== Source extract ==

Re: [syzbot] [batman?] BUG: soft lockup in sys_sendmsg

From: syzbot
Date: Mon Feb 12 2024 - 08:38:40 EST


> On Monday, 12 February 2024 11:26:24 CET syzbot wrote:
>> syzbot found the following issue on:
>>
>> HEAD commit: 41bccc98fb79 Linux 6.8-rc2
>> git tree: git://git.kernel.org/pub/scm/linux/kernel/git/arm64/linux.git for-kernelci
>> console output: https://syzkaller.appspot.com/x/log.txt?x=14200118180000
>> kernel config: https://syzkaller.appspot.com/x/.config?x=451a1e62b11ea4a6
>> dashboard link: https://syzkaller.appspot.com/bug?extid=a6a4b5bb3da165594cff
>> compiler: Debian clang version 15.0.6, GNU ld (GNU Binutils for Debian) 2.40
>> userspace arch: arm64
>>
>> Unfortunately, I don't have any reproducer for this issue yet.
>>
>> Downloadable assets:
>> disk image: https://storage.googleapis.com/syzbot-assets/0772069e29cf/disk-41bccc98.raw.xz
>> vmlinux: https://storage.googleapis.com/syzbot-assets/659d3f0755b7/vmlinux-41bccc98.xz
>> kernel image: https://storage.googleapis.com/syzbot-assets/7780a45c3e51/Image-41bccc98.gz.xz
>>
>> IMPORTANT: if you fix the issue, please add the following tag to the commit:
>> Reported-by: syzbot+a6a4b5bb3da165594cff@xxxxxxxxxxxxxxxxxxxxxxxxx
>>
>
> #syz test

This crash does not have a reproducer. I cannot test it.

>
> From 5984ace8f8df7cf8d6f98ded0eebe7d962028992 Mon Sep 17 00:00:00 2001
> From: Sven Eckelmann <sven@xxxxxxxxxxxxx>
> Date: Mon, 12 Feb 2024 13:10:33 +0100
> Subject: [PATCH] batman-adv: Avoid infinite loop trying to resize local TT
>
> If the MTU of one of an attached interface becomes too small to transmit
> the local translation table then it must be resized to fit inside all
> fragments (when enabled) or a single packet.
>
> But if the MTU becomes too low to transmit even the header + the VLAN
> specific part then the resizing of the local TT will never succeed. This
> can for example happen when the usable space is 110 bytes and 11 VLANs are
> on top of batman-adv. In this case, at least 116 byte would be needed.
> There will just be an endless spam of
>
> batman_adv: batadv0: Forced to purge local tt entries to fit new maximum fragment MTU (110)

===

(Do this): Return the passage of the mailing list thread from "This crash does" to "a single packet.", copied word for word. The listing comes from a different source than the mailing list thread.

== Records supplied ==

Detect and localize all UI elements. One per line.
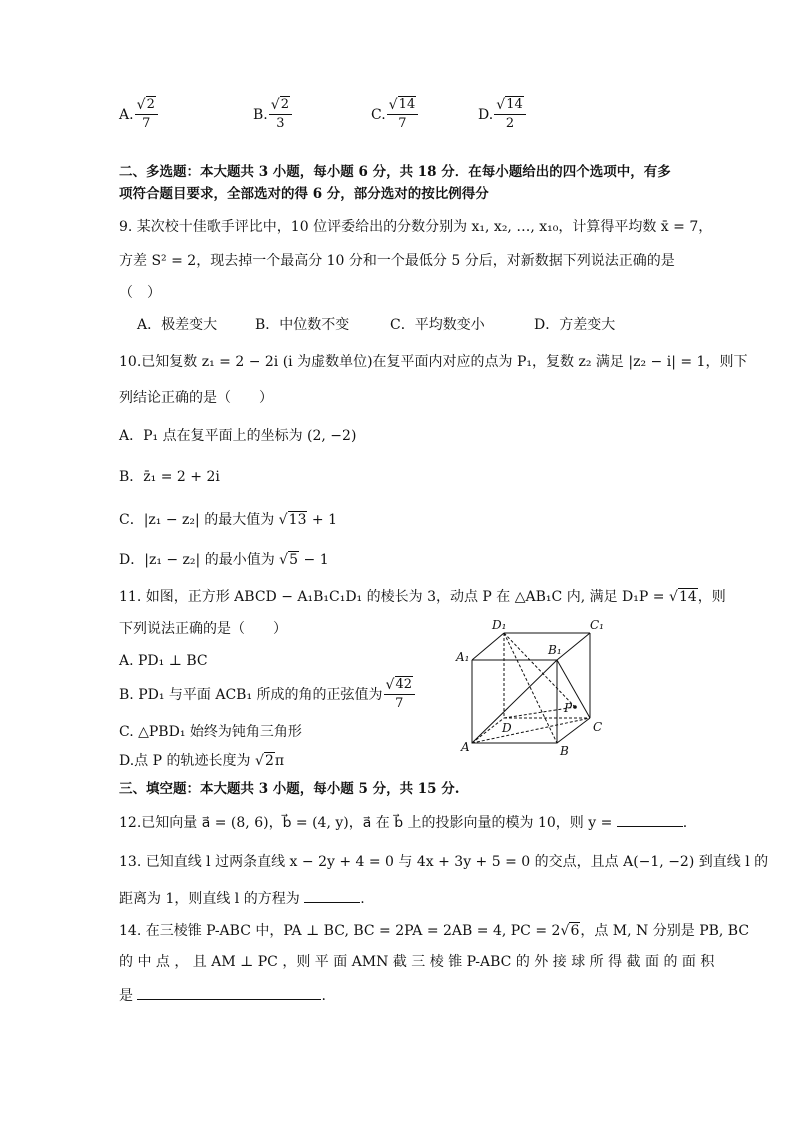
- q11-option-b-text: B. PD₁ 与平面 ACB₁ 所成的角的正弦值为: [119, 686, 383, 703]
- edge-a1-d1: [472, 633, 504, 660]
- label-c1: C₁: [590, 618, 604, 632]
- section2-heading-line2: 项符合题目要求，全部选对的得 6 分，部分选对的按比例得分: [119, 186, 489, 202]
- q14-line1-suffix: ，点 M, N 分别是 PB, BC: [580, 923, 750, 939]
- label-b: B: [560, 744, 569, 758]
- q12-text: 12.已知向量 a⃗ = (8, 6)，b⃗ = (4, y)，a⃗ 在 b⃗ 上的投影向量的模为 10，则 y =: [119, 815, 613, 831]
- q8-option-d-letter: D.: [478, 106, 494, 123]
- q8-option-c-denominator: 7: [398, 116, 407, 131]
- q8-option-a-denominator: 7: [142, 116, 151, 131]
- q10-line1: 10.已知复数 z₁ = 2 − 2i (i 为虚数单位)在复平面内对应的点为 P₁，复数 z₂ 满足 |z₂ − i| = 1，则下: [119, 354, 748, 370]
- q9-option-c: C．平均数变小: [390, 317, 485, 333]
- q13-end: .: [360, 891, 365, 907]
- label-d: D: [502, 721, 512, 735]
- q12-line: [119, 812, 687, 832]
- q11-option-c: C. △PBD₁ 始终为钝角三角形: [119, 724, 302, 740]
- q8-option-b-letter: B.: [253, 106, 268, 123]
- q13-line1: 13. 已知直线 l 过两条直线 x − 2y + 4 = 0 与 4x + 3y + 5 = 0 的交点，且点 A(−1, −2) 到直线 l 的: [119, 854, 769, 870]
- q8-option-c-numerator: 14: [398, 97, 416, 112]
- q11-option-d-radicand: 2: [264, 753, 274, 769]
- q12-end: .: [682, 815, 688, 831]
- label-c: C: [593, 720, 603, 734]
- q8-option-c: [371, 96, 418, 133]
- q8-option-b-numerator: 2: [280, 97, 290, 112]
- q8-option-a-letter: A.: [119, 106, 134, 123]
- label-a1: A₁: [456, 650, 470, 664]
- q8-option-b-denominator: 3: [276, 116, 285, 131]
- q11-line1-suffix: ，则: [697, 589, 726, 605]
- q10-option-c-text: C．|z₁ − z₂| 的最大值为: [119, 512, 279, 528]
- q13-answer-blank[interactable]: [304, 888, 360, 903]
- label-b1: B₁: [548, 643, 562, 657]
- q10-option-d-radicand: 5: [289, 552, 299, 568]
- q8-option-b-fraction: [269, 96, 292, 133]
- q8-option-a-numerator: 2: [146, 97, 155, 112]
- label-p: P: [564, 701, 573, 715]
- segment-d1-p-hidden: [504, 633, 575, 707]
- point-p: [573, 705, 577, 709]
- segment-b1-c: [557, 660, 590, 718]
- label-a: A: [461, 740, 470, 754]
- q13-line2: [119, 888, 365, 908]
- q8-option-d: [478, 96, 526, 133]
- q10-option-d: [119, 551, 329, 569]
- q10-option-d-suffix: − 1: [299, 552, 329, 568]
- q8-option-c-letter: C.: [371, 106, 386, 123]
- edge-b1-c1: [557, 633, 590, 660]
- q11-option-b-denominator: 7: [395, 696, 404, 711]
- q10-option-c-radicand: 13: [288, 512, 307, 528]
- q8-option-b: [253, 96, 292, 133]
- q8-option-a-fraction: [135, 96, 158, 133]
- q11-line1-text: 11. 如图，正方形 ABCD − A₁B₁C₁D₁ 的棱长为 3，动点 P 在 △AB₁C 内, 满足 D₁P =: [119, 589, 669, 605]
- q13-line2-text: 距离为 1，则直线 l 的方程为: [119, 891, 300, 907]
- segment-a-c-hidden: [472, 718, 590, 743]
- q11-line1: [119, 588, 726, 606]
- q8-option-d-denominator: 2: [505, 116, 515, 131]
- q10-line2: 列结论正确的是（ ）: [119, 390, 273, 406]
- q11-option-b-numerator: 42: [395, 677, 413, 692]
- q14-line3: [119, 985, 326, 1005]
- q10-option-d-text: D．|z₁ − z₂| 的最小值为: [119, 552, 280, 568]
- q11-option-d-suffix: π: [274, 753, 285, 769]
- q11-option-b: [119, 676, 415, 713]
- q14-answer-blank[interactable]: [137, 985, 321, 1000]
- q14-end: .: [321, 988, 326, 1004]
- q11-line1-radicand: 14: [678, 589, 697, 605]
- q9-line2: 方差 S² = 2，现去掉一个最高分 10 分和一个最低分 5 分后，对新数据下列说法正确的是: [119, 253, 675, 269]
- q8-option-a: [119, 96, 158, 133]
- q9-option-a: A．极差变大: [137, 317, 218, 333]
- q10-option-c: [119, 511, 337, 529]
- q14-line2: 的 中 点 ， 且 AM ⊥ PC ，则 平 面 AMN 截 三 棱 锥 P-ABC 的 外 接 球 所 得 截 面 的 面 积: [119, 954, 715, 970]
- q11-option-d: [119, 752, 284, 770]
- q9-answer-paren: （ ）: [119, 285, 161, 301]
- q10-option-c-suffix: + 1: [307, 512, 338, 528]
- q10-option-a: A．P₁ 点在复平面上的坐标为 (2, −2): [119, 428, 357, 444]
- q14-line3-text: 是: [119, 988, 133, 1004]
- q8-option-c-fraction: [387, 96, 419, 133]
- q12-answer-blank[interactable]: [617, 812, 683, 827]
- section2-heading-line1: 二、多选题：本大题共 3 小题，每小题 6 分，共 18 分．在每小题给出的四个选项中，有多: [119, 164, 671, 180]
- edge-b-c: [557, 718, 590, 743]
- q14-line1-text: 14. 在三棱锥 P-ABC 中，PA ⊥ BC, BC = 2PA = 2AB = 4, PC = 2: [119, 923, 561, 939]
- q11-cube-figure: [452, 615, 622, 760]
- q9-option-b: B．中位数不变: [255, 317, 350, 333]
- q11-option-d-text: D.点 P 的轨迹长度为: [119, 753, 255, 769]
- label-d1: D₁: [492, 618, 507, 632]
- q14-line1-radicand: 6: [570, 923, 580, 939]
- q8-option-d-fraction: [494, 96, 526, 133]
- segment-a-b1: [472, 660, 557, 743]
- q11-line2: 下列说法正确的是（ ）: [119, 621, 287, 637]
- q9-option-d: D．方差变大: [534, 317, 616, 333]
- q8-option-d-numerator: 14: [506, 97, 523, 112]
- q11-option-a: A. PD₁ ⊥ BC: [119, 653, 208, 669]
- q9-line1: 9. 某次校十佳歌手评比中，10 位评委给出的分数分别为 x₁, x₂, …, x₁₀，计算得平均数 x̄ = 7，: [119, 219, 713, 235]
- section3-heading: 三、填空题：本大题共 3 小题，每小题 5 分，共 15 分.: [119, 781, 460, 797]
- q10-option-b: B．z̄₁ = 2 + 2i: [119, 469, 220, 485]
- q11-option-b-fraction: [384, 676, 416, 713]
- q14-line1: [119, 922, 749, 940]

===
== Records supplied ==

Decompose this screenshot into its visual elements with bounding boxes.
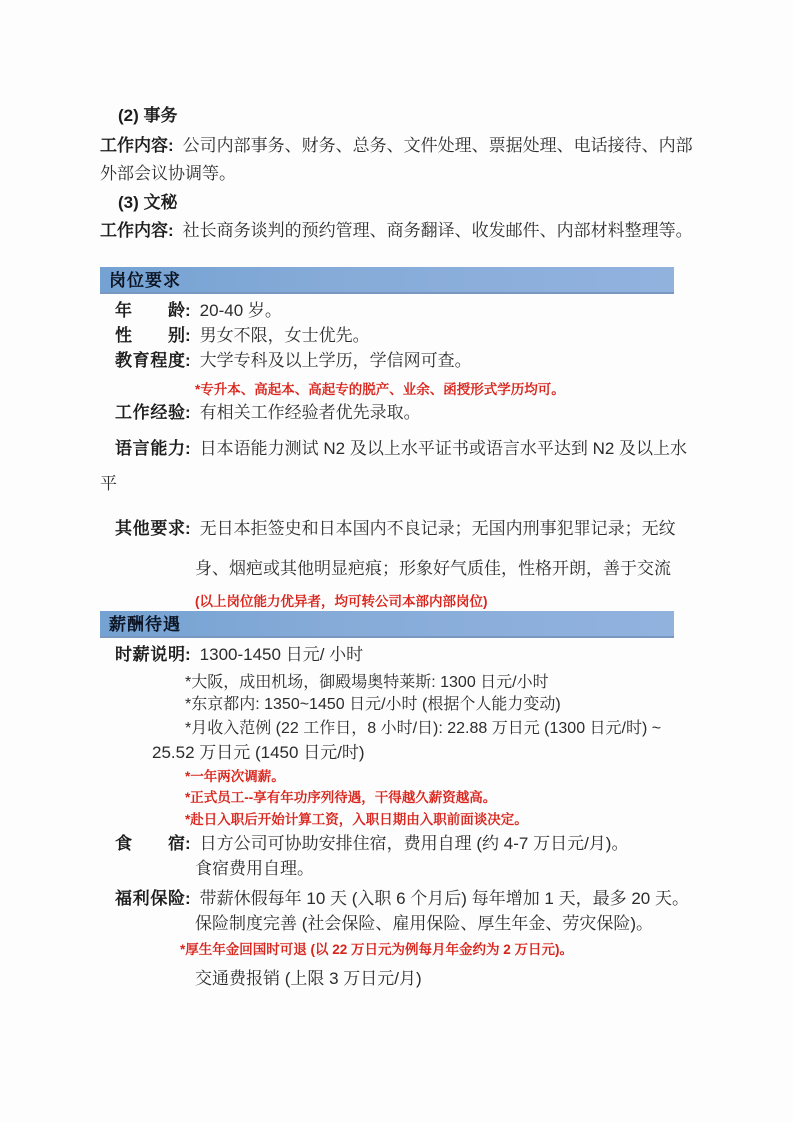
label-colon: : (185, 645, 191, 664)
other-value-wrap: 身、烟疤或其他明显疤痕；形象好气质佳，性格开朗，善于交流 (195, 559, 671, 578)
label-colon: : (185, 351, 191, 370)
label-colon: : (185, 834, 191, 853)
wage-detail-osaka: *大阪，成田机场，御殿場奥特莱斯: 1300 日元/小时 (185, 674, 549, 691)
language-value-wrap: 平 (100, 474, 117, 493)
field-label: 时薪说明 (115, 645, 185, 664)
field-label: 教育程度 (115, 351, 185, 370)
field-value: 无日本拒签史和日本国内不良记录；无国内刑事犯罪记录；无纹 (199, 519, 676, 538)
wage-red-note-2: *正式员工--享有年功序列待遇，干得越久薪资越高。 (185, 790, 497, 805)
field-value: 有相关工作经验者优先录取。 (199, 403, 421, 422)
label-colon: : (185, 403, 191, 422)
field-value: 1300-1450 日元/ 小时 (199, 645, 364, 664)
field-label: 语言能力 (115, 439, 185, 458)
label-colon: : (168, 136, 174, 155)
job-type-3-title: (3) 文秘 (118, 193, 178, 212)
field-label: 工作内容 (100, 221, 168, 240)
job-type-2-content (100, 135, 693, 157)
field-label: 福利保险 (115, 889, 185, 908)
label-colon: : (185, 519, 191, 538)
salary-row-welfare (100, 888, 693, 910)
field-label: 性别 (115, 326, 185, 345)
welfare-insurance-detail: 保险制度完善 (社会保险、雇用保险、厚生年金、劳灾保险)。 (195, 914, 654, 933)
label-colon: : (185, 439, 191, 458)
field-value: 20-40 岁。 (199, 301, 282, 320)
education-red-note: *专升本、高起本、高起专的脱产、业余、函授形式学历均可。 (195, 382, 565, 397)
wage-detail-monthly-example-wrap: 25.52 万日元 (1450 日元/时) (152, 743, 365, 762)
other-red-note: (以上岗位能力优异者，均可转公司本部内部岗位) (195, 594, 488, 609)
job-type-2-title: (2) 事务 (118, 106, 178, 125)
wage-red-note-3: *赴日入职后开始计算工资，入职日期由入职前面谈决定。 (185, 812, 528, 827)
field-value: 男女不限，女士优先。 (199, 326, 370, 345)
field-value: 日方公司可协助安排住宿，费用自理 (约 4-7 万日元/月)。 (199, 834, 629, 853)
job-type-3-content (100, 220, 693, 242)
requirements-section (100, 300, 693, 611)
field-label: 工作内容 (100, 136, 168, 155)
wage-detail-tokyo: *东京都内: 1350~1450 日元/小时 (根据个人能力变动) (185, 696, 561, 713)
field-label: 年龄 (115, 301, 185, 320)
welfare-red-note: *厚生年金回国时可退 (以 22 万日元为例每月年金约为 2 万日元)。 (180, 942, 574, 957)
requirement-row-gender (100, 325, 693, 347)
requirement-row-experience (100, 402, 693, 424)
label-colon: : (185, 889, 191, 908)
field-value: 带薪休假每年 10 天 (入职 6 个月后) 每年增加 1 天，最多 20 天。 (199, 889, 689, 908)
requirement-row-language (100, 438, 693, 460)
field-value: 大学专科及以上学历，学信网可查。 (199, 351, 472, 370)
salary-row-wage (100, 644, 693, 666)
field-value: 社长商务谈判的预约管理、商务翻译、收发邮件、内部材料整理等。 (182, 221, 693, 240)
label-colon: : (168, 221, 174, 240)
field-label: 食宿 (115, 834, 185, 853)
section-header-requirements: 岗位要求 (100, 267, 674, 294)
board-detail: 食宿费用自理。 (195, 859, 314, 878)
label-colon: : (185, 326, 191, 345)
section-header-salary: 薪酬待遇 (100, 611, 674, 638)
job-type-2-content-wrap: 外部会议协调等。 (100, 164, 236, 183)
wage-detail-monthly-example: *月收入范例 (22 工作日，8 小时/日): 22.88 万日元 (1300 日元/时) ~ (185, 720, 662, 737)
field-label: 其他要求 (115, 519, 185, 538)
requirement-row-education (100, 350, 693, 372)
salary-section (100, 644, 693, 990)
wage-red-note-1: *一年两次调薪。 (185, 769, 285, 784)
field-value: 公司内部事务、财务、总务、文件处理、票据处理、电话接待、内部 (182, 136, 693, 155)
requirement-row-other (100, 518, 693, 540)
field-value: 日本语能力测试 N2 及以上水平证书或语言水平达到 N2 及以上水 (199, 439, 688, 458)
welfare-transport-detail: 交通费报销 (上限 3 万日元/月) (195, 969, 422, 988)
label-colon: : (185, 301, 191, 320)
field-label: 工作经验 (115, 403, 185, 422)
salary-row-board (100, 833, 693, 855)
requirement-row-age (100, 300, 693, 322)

===

(Written response):
This crash does not have a reproducer. I cannot test it.

>
> From 5984ace8f8df7cf8d6f98ded0eebe7d962028992 Mon Sep 17 00:00:00 2001
> From: Sven Eckelmann <sven@xxxxxxxxxxxxx>
> Date: Mon, 12 Feb 2024 13:10:33 +0100
> Subject: [PATCH] batman-adv: Avoid infinite loop trying to resize local TT
>
> If the MTU of one of an attached interface becomes too small to transmit
> the local translation table then it must be resized to fit inside all
> fragments (when enabled) or a single packet.